__The request__
Write out every line below that includes the word "stjärna".

******

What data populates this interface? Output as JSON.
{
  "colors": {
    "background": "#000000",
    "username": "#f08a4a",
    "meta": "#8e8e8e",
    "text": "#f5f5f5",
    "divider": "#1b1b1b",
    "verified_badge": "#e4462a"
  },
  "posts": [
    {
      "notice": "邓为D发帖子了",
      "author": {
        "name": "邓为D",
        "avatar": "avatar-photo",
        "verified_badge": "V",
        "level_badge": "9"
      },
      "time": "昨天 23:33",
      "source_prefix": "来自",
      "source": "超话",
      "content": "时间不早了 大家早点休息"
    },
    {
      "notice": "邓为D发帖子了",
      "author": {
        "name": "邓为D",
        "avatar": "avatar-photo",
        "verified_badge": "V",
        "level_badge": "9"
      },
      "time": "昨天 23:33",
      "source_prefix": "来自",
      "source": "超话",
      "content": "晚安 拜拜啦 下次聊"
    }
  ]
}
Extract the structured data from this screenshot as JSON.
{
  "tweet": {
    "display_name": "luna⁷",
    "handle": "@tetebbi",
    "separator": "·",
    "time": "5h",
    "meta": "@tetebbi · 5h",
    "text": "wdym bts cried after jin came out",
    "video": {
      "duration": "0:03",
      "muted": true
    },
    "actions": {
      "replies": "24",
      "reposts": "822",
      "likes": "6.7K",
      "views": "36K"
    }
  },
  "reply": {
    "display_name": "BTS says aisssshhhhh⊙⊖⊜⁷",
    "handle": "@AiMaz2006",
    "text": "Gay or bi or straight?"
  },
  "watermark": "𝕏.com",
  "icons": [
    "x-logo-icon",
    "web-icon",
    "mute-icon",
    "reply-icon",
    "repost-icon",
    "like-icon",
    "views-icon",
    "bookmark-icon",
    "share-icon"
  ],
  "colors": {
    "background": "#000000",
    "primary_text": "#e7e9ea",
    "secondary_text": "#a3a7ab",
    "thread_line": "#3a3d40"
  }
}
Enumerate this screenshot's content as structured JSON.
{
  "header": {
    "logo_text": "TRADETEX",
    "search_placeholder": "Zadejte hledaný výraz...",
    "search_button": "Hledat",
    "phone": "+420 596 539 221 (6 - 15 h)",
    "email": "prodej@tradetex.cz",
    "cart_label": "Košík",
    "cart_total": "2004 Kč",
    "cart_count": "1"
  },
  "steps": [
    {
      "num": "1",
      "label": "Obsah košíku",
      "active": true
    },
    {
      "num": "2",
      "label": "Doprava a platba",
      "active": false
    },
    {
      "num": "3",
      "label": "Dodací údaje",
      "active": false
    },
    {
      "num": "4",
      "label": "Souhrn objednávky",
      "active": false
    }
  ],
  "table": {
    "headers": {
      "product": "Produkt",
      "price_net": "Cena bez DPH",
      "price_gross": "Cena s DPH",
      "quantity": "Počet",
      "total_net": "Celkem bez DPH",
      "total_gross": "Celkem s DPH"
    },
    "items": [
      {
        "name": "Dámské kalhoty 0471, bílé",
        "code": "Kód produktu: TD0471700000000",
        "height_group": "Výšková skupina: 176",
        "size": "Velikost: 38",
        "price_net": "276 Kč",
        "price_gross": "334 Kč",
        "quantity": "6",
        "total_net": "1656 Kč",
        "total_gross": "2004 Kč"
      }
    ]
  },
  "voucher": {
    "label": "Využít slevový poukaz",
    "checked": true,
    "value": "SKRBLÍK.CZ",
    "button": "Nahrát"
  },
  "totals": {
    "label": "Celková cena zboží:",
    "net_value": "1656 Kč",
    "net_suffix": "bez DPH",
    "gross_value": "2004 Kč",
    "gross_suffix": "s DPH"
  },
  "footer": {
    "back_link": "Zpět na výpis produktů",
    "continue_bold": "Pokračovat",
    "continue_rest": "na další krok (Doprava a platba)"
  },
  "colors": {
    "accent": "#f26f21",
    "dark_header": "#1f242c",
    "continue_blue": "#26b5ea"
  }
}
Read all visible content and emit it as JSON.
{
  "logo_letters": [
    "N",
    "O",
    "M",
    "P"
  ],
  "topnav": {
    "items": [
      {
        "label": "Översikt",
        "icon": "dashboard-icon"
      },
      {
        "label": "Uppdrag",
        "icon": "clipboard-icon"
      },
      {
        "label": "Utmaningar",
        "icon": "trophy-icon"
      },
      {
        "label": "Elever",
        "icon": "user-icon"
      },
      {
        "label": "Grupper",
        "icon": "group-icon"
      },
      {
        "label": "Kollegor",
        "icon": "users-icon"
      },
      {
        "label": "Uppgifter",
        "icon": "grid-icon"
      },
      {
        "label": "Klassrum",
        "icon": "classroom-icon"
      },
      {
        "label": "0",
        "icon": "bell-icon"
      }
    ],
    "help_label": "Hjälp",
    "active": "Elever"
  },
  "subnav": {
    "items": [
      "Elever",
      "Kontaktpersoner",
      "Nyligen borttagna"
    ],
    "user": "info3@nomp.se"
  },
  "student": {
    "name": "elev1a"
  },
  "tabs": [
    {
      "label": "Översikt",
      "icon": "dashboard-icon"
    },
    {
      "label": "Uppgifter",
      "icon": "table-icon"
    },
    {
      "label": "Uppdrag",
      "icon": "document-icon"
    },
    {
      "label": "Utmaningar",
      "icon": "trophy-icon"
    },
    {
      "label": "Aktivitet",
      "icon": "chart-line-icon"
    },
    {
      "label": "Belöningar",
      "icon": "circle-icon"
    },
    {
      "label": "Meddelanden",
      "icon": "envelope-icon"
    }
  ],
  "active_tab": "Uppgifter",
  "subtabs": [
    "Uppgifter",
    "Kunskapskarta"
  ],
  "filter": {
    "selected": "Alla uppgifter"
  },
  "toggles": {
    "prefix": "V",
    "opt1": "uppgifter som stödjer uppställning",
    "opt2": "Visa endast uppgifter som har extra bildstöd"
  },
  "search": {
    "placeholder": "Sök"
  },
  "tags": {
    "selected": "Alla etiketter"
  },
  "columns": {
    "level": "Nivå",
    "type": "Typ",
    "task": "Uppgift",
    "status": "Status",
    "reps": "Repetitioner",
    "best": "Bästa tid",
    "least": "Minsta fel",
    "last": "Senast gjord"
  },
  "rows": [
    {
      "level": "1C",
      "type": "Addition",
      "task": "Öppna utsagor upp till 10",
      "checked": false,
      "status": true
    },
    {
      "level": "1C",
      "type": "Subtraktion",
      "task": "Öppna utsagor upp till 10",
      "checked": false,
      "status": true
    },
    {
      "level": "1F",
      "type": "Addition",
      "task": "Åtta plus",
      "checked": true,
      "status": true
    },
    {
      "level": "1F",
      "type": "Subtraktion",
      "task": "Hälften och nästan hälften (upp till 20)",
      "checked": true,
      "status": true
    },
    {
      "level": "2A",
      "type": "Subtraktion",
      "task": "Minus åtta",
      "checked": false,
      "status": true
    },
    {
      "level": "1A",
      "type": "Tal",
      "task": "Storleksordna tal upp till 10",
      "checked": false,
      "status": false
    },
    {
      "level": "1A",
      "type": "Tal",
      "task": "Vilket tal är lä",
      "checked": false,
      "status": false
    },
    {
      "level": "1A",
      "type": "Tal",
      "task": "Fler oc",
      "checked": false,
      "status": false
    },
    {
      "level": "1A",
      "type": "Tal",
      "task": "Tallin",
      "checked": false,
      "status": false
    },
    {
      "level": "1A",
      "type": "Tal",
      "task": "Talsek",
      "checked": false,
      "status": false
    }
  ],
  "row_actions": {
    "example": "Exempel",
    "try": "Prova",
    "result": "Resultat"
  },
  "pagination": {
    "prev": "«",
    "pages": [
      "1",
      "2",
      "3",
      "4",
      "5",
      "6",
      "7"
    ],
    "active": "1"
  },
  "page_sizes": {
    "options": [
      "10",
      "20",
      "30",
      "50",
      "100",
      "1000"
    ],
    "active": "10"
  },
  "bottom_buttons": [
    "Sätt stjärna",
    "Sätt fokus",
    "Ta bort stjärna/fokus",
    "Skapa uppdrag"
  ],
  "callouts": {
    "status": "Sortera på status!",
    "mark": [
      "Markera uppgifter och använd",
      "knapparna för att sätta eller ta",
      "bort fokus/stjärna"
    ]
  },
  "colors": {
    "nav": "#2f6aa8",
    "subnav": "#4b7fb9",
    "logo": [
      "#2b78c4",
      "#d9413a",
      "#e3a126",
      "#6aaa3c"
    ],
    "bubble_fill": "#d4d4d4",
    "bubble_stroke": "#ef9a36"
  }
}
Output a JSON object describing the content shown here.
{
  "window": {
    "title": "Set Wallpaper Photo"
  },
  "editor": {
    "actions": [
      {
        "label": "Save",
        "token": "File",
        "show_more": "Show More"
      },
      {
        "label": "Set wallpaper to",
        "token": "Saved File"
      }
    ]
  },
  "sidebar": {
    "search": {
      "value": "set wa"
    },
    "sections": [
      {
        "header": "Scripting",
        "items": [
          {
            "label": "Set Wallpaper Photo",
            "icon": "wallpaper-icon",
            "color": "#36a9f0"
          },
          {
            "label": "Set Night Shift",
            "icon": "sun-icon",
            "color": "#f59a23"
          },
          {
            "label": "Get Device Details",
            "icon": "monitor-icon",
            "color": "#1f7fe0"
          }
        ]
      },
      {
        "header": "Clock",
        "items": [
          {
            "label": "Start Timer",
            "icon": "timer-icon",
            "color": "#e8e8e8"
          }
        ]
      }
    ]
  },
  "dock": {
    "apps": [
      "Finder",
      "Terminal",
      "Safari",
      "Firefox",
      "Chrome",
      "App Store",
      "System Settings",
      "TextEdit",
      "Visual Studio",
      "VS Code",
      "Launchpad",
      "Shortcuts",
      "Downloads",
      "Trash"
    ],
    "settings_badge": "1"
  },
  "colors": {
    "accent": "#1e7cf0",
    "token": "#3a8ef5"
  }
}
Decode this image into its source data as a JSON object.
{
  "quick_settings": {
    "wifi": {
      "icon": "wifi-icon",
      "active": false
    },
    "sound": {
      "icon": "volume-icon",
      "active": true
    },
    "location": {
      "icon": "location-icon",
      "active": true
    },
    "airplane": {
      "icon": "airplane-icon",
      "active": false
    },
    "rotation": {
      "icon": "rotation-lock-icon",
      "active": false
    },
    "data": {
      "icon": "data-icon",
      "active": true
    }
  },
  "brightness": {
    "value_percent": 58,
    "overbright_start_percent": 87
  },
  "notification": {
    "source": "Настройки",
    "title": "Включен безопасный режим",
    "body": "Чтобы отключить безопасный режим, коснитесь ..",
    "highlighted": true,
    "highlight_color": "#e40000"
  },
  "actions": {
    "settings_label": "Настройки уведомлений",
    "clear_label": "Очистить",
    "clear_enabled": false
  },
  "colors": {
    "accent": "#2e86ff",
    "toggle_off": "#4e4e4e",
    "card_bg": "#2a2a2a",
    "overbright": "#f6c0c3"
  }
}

******

__Final result__
    "Sätt stjärna",
    "Ta bort stjärna/fokus",
      "bort fokus/stjärna"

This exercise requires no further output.